[Entries taken from a collection]
• • •

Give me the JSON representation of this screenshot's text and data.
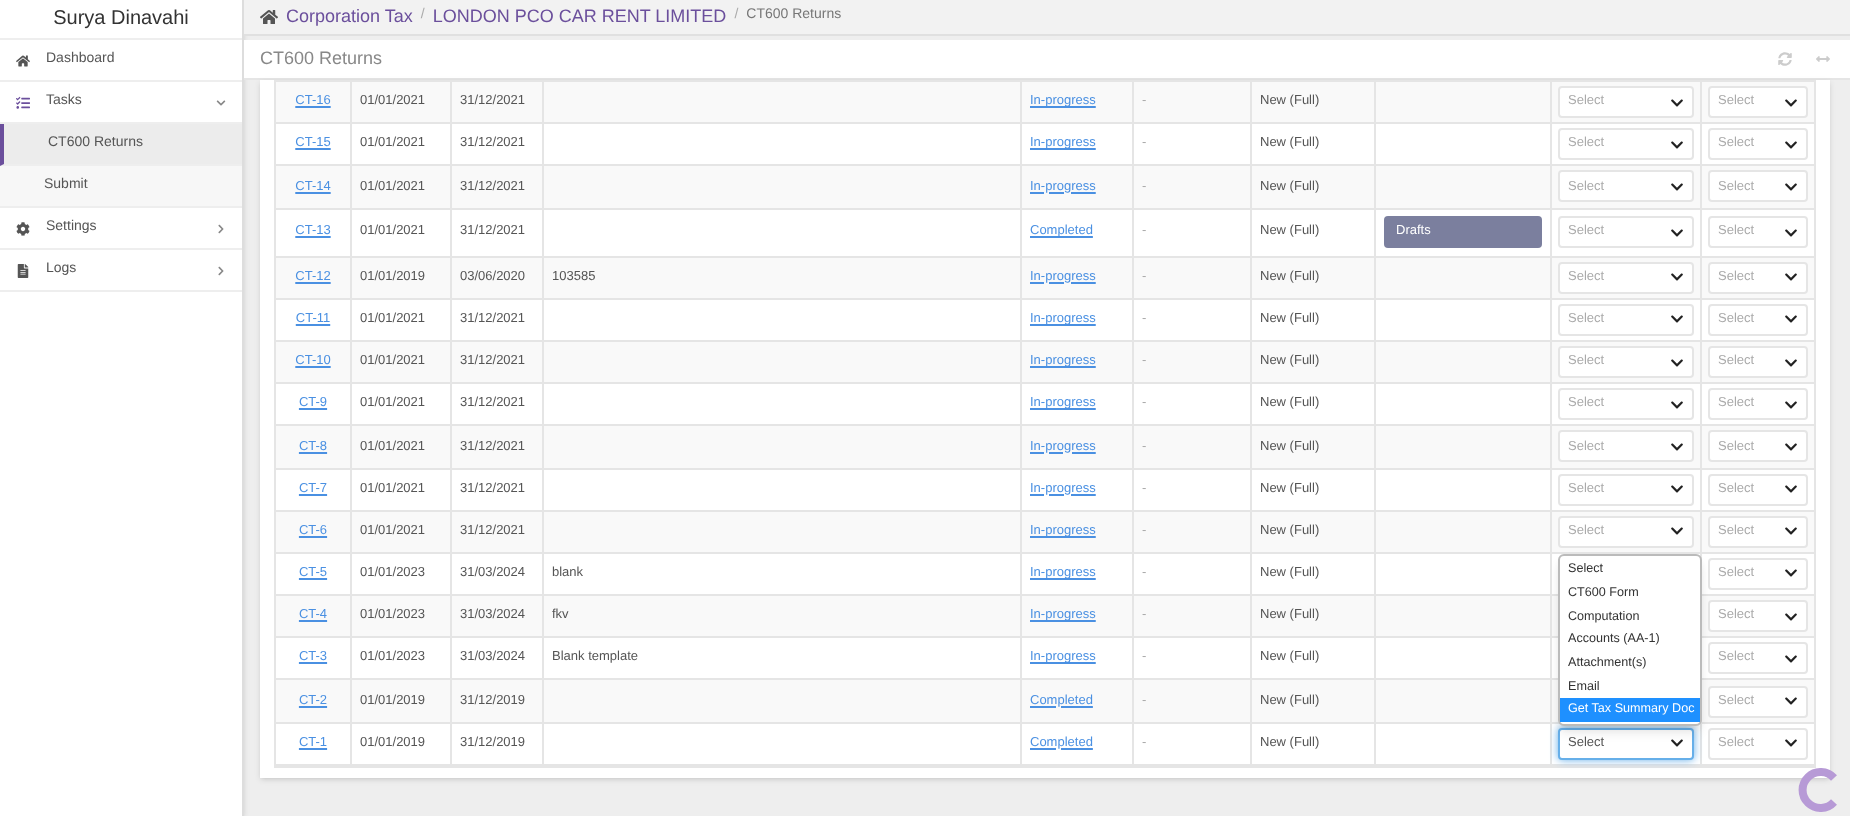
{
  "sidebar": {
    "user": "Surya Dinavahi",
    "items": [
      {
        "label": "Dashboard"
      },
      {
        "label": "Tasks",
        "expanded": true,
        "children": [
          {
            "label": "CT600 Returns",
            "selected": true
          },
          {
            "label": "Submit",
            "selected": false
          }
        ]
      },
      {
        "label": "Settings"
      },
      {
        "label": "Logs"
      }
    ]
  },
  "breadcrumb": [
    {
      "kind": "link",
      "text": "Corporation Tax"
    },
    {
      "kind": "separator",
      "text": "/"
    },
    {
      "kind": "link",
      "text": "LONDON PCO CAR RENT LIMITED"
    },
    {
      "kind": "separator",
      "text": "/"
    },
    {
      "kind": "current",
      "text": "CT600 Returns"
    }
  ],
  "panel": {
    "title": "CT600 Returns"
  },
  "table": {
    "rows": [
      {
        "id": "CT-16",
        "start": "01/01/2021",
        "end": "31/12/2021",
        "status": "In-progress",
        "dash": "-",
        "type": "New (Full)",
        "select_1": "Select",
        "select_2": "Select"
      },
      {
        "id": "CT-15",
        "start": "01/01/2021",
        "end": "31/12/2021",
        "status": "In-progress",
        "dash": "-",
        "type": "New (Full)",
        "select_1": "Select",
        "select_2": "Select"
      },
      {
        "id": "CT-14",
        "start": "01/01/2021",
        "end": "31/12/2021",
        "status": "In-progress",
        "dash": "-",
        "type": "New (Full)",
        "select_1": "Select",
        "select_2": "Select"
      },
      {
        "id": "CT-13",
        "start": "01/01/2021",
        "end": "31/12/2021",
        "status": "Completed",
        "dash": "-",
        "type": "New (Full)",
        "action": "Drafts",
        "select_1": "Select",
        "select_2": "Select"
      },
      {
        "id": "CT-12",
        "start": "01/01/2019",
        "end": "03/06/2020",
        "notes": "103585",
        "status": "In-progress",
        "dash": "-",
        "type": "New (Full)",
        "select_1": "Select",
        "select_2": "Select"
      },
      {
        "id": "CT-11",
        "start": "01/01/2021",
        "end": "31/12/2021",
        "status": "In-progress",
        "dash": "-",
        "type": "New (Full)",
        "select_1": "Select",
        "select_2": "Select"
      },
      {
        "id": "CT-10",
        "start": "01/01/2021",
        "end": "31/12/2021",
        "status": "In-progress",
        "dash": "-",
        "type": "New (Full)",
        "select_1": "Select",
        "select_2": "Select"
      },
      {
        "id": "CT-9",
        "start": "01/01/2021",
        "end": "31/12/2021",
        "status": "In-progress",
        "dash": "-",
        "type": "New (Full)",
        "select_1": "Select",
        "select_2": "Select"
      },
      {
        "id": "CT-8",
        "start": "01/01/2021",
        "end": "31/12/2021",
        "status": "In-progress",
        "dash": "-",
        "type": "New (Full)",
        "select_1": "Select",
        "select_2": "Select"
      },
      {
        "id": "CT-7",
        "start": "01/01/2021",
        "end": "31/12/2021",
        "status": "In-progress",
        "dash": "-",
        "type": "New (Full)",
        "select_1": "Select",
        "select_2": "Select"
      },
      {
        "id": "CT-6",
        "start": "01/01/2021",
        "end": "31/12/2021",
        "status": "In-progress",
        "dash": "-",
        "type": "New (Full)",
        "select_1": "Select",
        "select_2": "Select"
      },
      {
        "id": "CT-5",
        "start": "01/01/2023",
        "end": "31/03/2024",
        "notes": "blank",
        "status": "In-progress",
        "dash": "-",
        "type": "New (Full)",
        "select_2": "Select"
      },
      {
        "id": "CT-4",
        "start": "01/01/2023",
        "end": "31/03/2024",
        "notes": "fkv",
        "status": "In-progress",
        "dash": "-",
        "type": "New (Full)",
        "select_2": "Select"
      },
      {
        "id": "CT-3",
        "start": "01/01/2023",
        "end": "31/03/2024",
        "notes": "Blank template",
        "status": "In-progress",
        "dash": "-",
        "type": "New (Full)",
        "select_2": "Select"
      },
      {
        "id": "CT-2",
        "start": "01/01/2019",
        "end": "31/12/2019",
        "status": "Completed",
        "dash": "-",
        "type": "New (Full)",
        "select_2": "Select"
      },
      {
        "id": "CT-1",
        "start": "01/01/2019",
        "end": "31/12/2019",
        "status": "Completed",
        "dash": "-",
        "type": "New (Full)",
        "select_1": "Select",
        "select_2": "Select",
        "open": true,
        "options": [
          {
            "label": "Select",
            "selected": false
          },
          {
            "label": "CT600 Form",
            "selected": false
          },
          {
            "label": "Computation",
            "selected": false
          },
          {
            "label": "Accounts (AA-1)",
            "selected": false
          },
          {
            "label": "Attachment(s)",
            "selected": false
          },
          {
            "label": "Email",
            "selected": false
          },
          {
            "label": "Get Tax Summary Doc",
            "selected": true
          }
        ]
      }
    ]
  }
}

• • •

*Problem description*.
Return the material word for word. Pictures are not part of the copy.

*Reply to the task*.
Give me the JSON representation of this screenshot's text and data.
{
  "sidebar": {
    "user": "Surya Dinavahi",
    "items": [
      {
        "label": "Dashboard"
      },
      {
        "label": "Tasks",
        "expanded": true,
        "children": [
          {
            "label": "CT600 Returns",
            "selected": true
          },
          {
            "label": "Submit",
            "selected": false
          }
        ]
      },
      {
        "label": "Settings"
      },
      {
        "label": "Logs"
      }
    ]
  },
  "breadcrumb": [
    {
      "kind": "link",
      "text": "Corporation Tax"
    },
    {
      "kind": "separator",
      "text": "/"
    },
    {
      "kind": "link",
      "text": "LONDON PCO CAR RENT LIMITED"
    },
    {
      "kind": "separator",
      "text": "/"
    },
    {
      "kind": "current",
      "text": "CT600 Returns"
    }
  ],
  "panel": {
    "title": "CT600 Returns"
  },
  "table": {
    "rows": [
      {
        "id": "CT-16",
        "start": "01/01/2021",
        "end": "31/12/2021",
        "status": "In-progress",
        "dash": "-",
        "type": "New (Full)",
        "select_1": "Select",
        "select_2": "Select"
      },
      {
        "id": "CT-15",
        "start": "01/01/2021",
        "end": "31/12/2021",
        "status": "In-progress",
        "dash": "-",
        "type": "New (Full)",
        "select_1": "Select",
        "select_2": "Select"
      },
      {
        "id": "CT-14",
        "start": "01/01/2021",
        "end": "31/12/2021",
        "status": "In-progress",
        "dash": "-",
        "type": "New (Full)",
        "select_1": "Select",
        "select_2": "Select"
      },
      {
        "id": "CT-13",
        "start": "01/01/2021",
        "end": "31/12/2021",
        "status": "Completed",
        "dash": "-",
        "type": "New (Full)",
        "action": "Drafts",
        "select_1": "Select",
        "select_2": "Select"
      },
      {
        "id": "CT-12",
        "start": "01/01/2019",
        "end": "03/06/2020",
        "notes": "103585",
        "status": "In-progress",
        "dash": "-",
        "type": "New (Full)",
        "select_1": "Select",
        "select_2": "Select"
      },
      {
        "id": "CT-11",
        "start": "01/01/2021",
        "end": "31/12/2021",
        "status": "In-progress",
        "dash": "-",
        "type": "New (Full)",
        "select_1": "Select",
        "select_2": "Select"
      },
      {
        "id": "CT-10",
        "start": "01/01/2021",
        "end": "31/12/2021",
        "status": "In-progress",
        "dash": "-",
        "type": "New (Full)",
        "select_1": "Select",
        "select_2": "Select"
      },
      {
        "id": "CT-9",
        "start": "01/01/2021",
        "end": "31/12/2021",
        "status": "In-progress",
        "dash": "-",
        "type": "New (Full)",
        "select_1": "Select",
        "select_2": "Select"
      },
      {
        "id": "CT-8",
        "start": "01/01/2021",
        "end": "31/12/2021",
        "status": "In-progress",
        "dash": "-",
        "type": "New (Full)",
        "select_1": "Select",
        "select_2": "Select"
      },
      {
        "id": "CT-7",
        "start": "01/01/2021",
        "end": "31/12/2021",
        "status": "In-progress",
        "dash": "-",
        "type": "New (Full)",
        "select_1": "Select",
        "select_2": "Select"
      },
      {
        "id": "CT-6",
        "start": "01/01/2021",
        "end": "31/12/2021",
        "status": "In-progress",
        "dash": "-",
        "type": "New (Full)",
        "select_1": "Select",
        "select_2": "Select"
      },
      {
        "id": "CT-5",
        "start": "01/01/2023",
        "end": "31/03/2024",
        "notes": "blank",
        "status": "In-progress",
        "dash": "-",
        "type": "New (Full)",
        "select_2": "Select"
      },
      {
        "id": "CT-4",
        "start": "01/01/2023",
        "end": "31/03/2024",
        "notes": "fkv",
        "status": "In-progress",
        "dash": "-",
        "type": "New (Full)",
        "select_2": "Select"
      },
      {
        "id": "CT-3",
        "start": "01/01/2023",
        "end": "31/03/2024",
        "notes": "Blank template",
        "status": "In-progress",
        "dash": "-",
        "type": "New (Full)",
        "select_2": "Select"
      },
      {
        "id": "CT-2",
        "start": "01/01/2019",
        "end": "31/12/2019",
        "status": "Completed",
        "dash": "-",
        "type": "New (Full)",
        "select_2": "Select"
      },
      {
        "id": "CT-1",
        "start": "01/01/2019",
        "end": "31/12/2019",
        "status": "Completed",
        "dash": "-",
        "type": "New (Full)",
        "select_1": "Select",
        "select_2": "Select",
        "open": true,
        "options": [
          {
            "label": "Select",
            "selected": false
          },
          {
            "label": "CT600 Form",
            "selected": false
          },
          {
            "label": "Computation",
            "selected": false
          },
          {
            "label": "Accounts (AA-1)",
            "selected": false
          },
          {
            "label": "Attachment(s)",
            "selected": false
          },
          {
            "label": "Email",
            "selected": false
          },
          {
            "label": "Get Tax Summary Doc",
            "selected": true
          }
        ]
      }
    ]
  }
}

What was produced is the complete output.